[DATA RECORDS Boundary: Start]

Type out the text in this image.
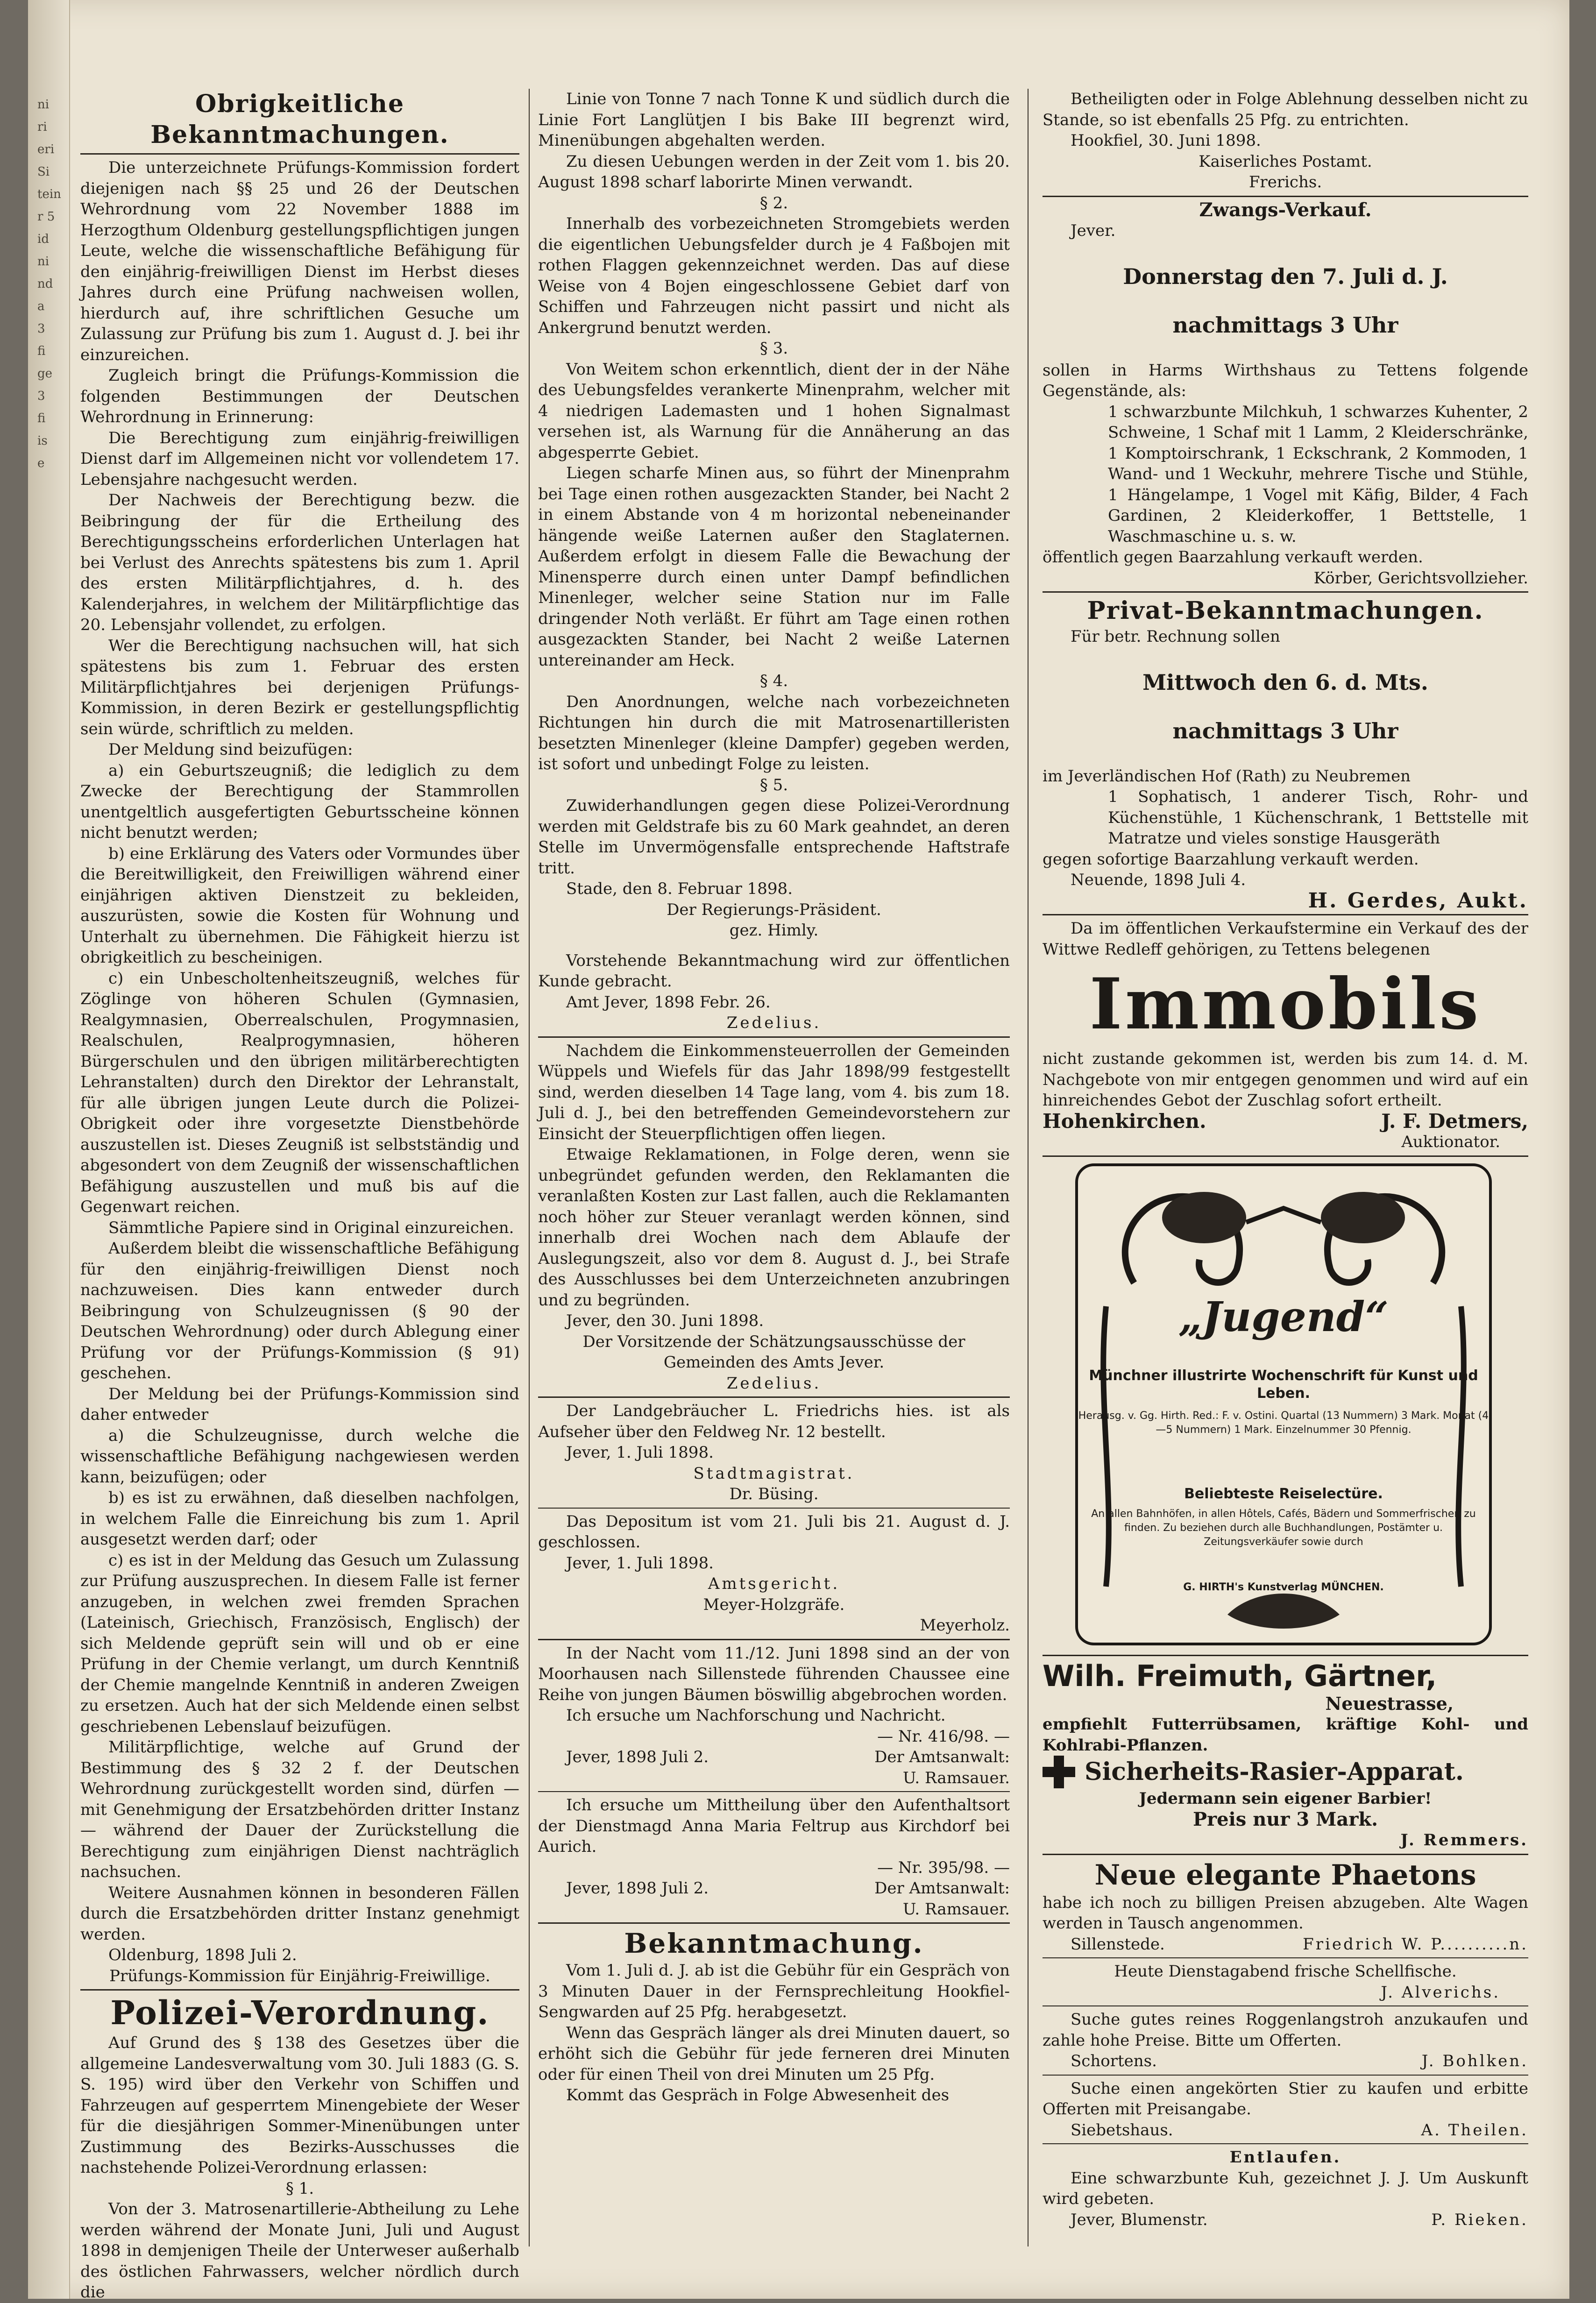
ni
ri
eri
Si
tein
r 5
id
ni
nd
a
3
fi
ge
3
fi
is
e
Obrigkeitliche Bekanntmachungen.

Die unterzeichnete Prüfungs-Kommission fordert diejenigen nach §§ 25 und 26 der Deutschen Wehrordnung vom 22 November 1888 im Herzogthum Oldenburg gestellungspflichtigen jungen Leute, welche die wissenschaftliche Befähigung für den einjährig-freiwilligen Dienst im Herbst dieses Jahres durch eine Prüfung nachweisen wollen, hierdurch auf, ihre schriftlichen Gesuche um Zulassung zur Prüfung bis zum 1. August d. J. bei ihr einzureichen.

Zugleich bringt die Prüfungs-Kommission die folgenden Bestimmungen der Deutschen Wehrordnung in Erinnerung:

Die Berechtigung zum einjährig-freiwilligen Dienst darf im Allgemeinen nicht vor vollendetem 17. Lebensjahre nachgesucht werden.

Der Nachweis der Berechtigung bezw. die Beibringung der für die Ertheilung des Berechtigungsscheins erforderlichen Unterlagen hat bei Verlust des Anrechts spätestens bis zum 1. April des ersten Militärpflichtjahres, d. h. des Kalenderjahres, in welchem der Militärpflichtige das 20. Lebensjahr vollendet, zu erfolgen.

Wer die Berechtigung nachsuchen will, hat sich spätestens bis zum 1. Februar des ersten Militärpflichtjahres bei derjenigen Prüfungs-Kommission, in deren Bezirk er gestellungspflichtig sein würde, schriftlich zu melden.

Der Meldung sind beizufügen:

a) ein Geburtszeugniß; die lediglich zu dem Zwecke der Berechtigung der Stammrollen unentgeltlich ausgefertigten Geburtsscheine können nicht benutzt werden;

b) eine Erklärung des Vaters oder Vormundes über die Bereitwilligkeit, den Freiwilligen während einer einjährigen aktiven Dienstzeit zu bekleiden, auszurüsten, sowie die Kosten für Wohnung und Unterhalt zu übernehmen. Die Fähigkeit hierzu ist obrigkeitlich zu bescheinigen.

c) ein Unbescholtenheitszeugniß, welches für Zöglinge von höheren Schulen (Gymnasien, Realgymnasien, Oberrealschulen, Progymnasien, Realschulen, Realprogymnasien, höheren Bürgerschulen und den übrigen militärberechtigten Lehranstalten) durch den Direktor der Lehranstalt, für alle übrigen jungen Leute durch die Polizei-Obrigkeit oder ihre vorgesetzte Dienstbehörde auszustellen ist. Dieses Zeugniß ist selbstständig und abgesondert von dem Zeugniß der wissenschaftlichen Befähigung auszustellen und muß bis auf die Gegenwart reichen.

Sämmtliche Papiere sind in Original einzureichen.

Außerdem bleibt die wissenschaftliche Befähigung für den einjährig-freiwilligen Dienst noch nachzuweisen. Dies kann entweder durch Beibringung von Schulzeugnissen (§ 90 der Deutschen Wehrordnung) oder durch Ablegung einer Prüfung vor der Prüfungs-Kommission (§ 91) geschehen.

Der Meldung bei der Prüfungs-Kommission sind daher entweder

a) die Schulzeugnisse, durch welche die wissenschaftliche Befähigung nachgewiesen werden kann, beizufügen; oder

b) es ist zu erwähnen, daß dieselben nachfolgen, in welchem Falle die Einreichung bis zum 1. April ausgesetzt werden darf; oder

c) es ist in der Meldung das Gesuch um Zulassung zur Prüfung auszusprechen. In diesem Falle ist ferner anzugeben, in welchen zwei fremden Sprachen (Lateinisch, Griechisch, Französisch, Englisch) der sich Meldende geprüft sein will und ob er eine Prüfung in der Chemie verlangt, um durch Kenntniß der Chemie mangelnde Kenntniß in anderen Zweigen zu ersetzen. Auch hat der sich Meldende einen selbst geschriebenen Lebenslauf beizufügen.

Militärpflichtige, welche auf Grund der Bestimmung des § 32 2 f. der Deutschen Wehrordnung zurückgestellt worden sind, dürfen — mit Genehmigung der Ersatzbehörden dritter Instanz — während der Dauer der Zurückstellung die Berechtigung zum einjährigen Dienst nachträglich nachsuchen.

Weitere Ausnahmen können in besonderen Fällen durch die Ersatzbehörden dritter Instanz genehmigt werden.

Oldenburg, 1898 Juli 2.

Prüfungs-Kommission für Einjährig-Freiwillige.

Polizei-Verordnung.

Auf Grund des § 138 des Gesetzes über die allgemeine Landesverwaltung vom 30. Juli 1883 (G. S. S. 195) wird über den Verkehr von Schiffen und Fahrzeugen auf gesperrtem Minengebiete der Weser für die diesjährigen Sommer-Minenübungen unter Zustimmung des Bezirks-Ausschusses die nachstehende Polizei-Verordnung erlassen:

§ 1.

Von der 3. Matrosenartillerie-Abtheilung zu Lehe werden während der Monate Juni, Juli und August 1898 in demjenigen Theile der Unterweser außerhalb des östlichen Fahrwassers, welcher nördlich durch die

Linie von Tonne 7 nach Tonne K und südlich durch die Linie Fort Langlütjen I bis Bake III begrenzt wird, Minenübungen abgehalten werden.

Zu diesen Uebungen werden in der Zeit vom 1. bis 20. August 1898 scharf laborirte Minen verwandt.

§ 2.

Innerhalb des vorbezeichneten Stromgebiets werden die eigentlichen Uebungsfelder durch je 4 Faßbojen mit rothen Flaggen gekennzeichnet werden. Das auf diese Weise von 4 Bojen eingeschlossene Gebiet darf von Schiffen und Fahrzeugen nicht passirt und nicht als Ankergrund benutzt werden.

§ 3.

Von Weitem schon erkenntlich, dient der in der Nähe des Uebungsfeldes verankerte Minenprahm, welcher mit 4 niedrigen Lademasten und 1 hohen Signalmast versehen ist, als Warnung für die Annäherung an das abgesperrte Gebiet.

Liegen scharfe Minen aus, so führt der Minenprahm bei Tage einen rothen ausgezackten Stander, bei Nacht 2 in einem Abstande von 4 m horizontal nebeneinander hängende weiße Laternen außer den Staglaternen. Außerdem erfolgt in diesem Falle die Bewachung der Minensperre durch einen unter Dampf befindlichen Minenleger, welcher seine Station nur im Falle dringender Noth verläßt. Er führt am Tage einen rothen ausgezackten Stander, bei Nacht 2 weiße Laternen untereinander am Heck.

§ 4.

Den Anordnungen, welche nach vorbezeichneten Richtungen hin durch die mit Matrosenartilleristen besetzten Minenleger (kleine Dampfer) gegeben werden, ist sofort und unbedingt Folge zu leisten.

§ 5.

Zuwiderhandlungen gegen diese Polizei-Verordnung werden mit Geldstrafe bis zu 60 Mark geahndet, an deren Stelle im Unvermögensfalle entsprechende Haftstrafe tritt.

Stade, den 8. Februar 1898.

Der Regierungs-Präsident.

gez. Himly.

Vorstehende Bekanntmachung wird zur öffentlichen Kunde gebracht.

Amt Jever, 1898 Febr. 26.

Zedelius.

Nachdem die Einkommensteuerrollen der Gemeinden Wüppels und Wiefels für das Jahr 1898/99 festgestellt sind, werden dieselben 14 Tage lang, vom 4. bis zum 18. Juli d. J., bei den betreffenden Gemeindevorstehern zur Einsicht der Steuerpflichtigen offen liegen.

Etwaige Reklamationen, in Folge deren, wenn sie unbegründet gefunden werden, den Reklamanten die veranlaßten Kosten zur Last fallen, auch die Reklamanten noch höher zur Steuer veranlagt werden können, sind innerhalb drei Wochen nach dem Ablaufe der Auslegungszeit, also vor dem 8. August d. J., bei Strafe des Ausschlusses bei dem Unterzeichneten anzubringen und zu begründen.

Jever, den 30. Juni 1898.

Der Vorsitzende der Schätzungsausschüsse der Gemeinden des Amts Jever.

Zedelius.

Der Landgebräucher L. Friedrichs hies. ist als Aufseher über den Feldweg Nr. 12 bestellt.

Jever, 1. Juli 1898.

Stadtmagistrat.

Dr. Büsing.

Das Depositum ist vom 21. Juli bis 21. August d. J. geschlossen.

Jever, 1. Juli 1898.

Amtsgericht.

Meyer-Holzgräfe.

Meyerholz.

In der Nacht vom 11./12. Juni 1898 sind an der von Moorhausen nach Sillenstede führenden Chaussee eine Reihe von jungen Bäumen böswillig abgebrochen worden.

Ich ersuche um Nachforschung und Nachricht.

— Nr. 416/98. —

Jever, 1898 Juli 2.	Der Amtsanwalt:

U. Ramsauer.

Ich ersuche um Mittheilung über den Aufenthaltsort der Dienstmagd Anna Maria Feltrup aus Kirchdorf bei Aurich.

— Nr. 395/98. —

Jever, 1898 Juli 2.	Der Amtsanwalt:

U. Ramsauer.

Bekanntmachung.

Vom 1. Juli d. J. ab ist die Gebühr für ein Gespräch von 3 Minuten Dauer in der Fernsprechleitung Hookfiel-Sengwarden auf 25 Pfg. herabgesetzt.

Wenn das Gespräch länger als drei Minuten dauert, so erhöht sich die Gebühr für jede ferneren drei Minuten oder für einen Theil von drei Minuten um 25 Pfg.

Kommt das Gespräch in Folge Abwesenheit des

Betheiligten oder in Folge Ablehnung desselben nicht zu Stande, so ist ebenfalls 25 Pfg. zu entrichten.

Hookfiel, 30. Juni 1898.

Kaiserliches Postamt.

Frerichs.

Zwangs-Verkauf.

Jever.

Donnerstag den 7. Juli d. J.

nachmittags 3 Uhr

sollen in Harms Wirthshaus zu Tettens folgende Gegenstände, als:

1 schwarzbunte Milchkuh, 1 schwarzes Kuhenter, 2 Schweine, 1 Schaf mit 1 Lamm, 2 Kleiderschränke, 1 Komptoirschrank, 1 Eckschrank, 2 Kommoden, 1 Wand- und 1 Weckuhr, mehrere Tische und Stühle, 1 Hängelampe, 1 Vogel mit Käfig, Bilder, 4 Fach Gardinen, 2 Kleiderkoffer, 1 Bettstelle, 1 Waschmaschine u. s. w.

öffentlich gegen Baarzahlung verkauft werden.

Körber, Gerichtsvollzieher.

Privat-Bekanntmachungen.

Für betr. Rechnung sollen

Mittwoch den 6. d. Mts.

nachmittags 3 Uhr

im Jeverländischen Hof (Rath) zu Neubremen

1 Sophatisch, 1 anderer Tisch, Rohr- und Küchenstühle, 1 Küchenschrank, 1 Bettstelle mit Matratze und vieles sonstige Hausgeräth

gegen sofortige Baarzahlung verkauft werden.

Neuende, 1898 Juli 4.

H. Gerdes, Aukt.

Da im öffentlichen Verkaufstermine ein Verkauf des der Wittwe Redleff gehörigen, zu Tettens belegenen

Immobils

nicht zustande gekommen ist, werden bis zum 14. d. M. Nachgebote von mir entgegen genommen und wird auf ein hinreichendes Gebot der Zuschlag sofort ertheilt.

Hohenkirchen.	J. F. Detmers,

Auktionator.

„Jugend“
Münchner illustrirte Wochenschrift für Kunst und Leben.
Herausg. v. Gg. Hirth. Red.: F. v. Ostini. Quartal (13 Nummern) 3 Mark. Monat (4—5 Nummern) 1 Mark. Einzelnummer 30 Pfennig.
Beliebteste Reiselectüre.
An allen Bahnhöfen, in allen Hôtels, Cafés, Bädern und Sommerfrischen zu finden. Zu beziehen durch alle Buchhandlungen, Postämter u. Zeitungsverkäufer sowie durch
G. HIRTH's Kunstverlag MÜNCHEN.
Wilh. Freimuth, Gärtner,

Neuestrasse,

empfiehlt Futterrübsamen, kräftige Kohl- und Kohlrabi-Pflanzen.

Sicherheits-Rasier-Apparat.

Jedermann sein eigener Barbier!

Preis nur 3 Mark.

J. Remmers.

Neue elegante Phaetons

habe ich noch zu billigen Preisen abzugeben. Alte Wagen werden in Tausch angenommen.

Sillenstede.	Friedrich W. P..........n.

Heute Dienstagabend frische Schellfische.

J. Alverichs.

Suche gutes reines Roggenlangstroh anzukaufen und zahle hohe Preise. Bitte um Offerten.

Schortens.	J. Bohlken.

Suche einen angekörten Stier zu kaufen und erbitte Offerten mit Preisangabe.

Siebetshaus.	A. Theilen.

Entlaufen.

Eine schwarzbunte Kuh, gezeichnet J. J. Um Auskunft wird gebeten.

Jever, Blumenstr.	P. Rieken.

[DATA RECORDS Boundary: End]

EXERCISE BRIEF -> Pull each line containing the word "rothen" out of the data above.

ANSWER AREA ->
Innerhalb des vorbezeichneten Stromgebiets werden die eigentlichen Uebungsfelder durch je 4 Faßbojen mit rothen Flaggen gekennzeichnet werden. Das auf diese Weise von 4 Bojen eingeschlossene Gebiet darf von Schiffen und Fahrzeugen nicht passirt und nicht als Ankergrund benutzt werden.
Liegen scharfe Minen aus, so führt der Minenprahm bei Tage einen rothen ausgezackten Stander, bei Nacht 2 in einem Abstande von 4 m horizontal nebeneinander hängende weiße Laternen außer den Staglaternen. Außerdem erfolgt in diesem Falle die Bewachung der Minensperre durch einen unter Dampf befindlichen Minenleger, welcher seine Station nur im Falle dringender Noth verläßt. Er führt am Tage einen rothen ausgezackten Stander, bei Nacht 2 weiße Laternen untereinander am Heck.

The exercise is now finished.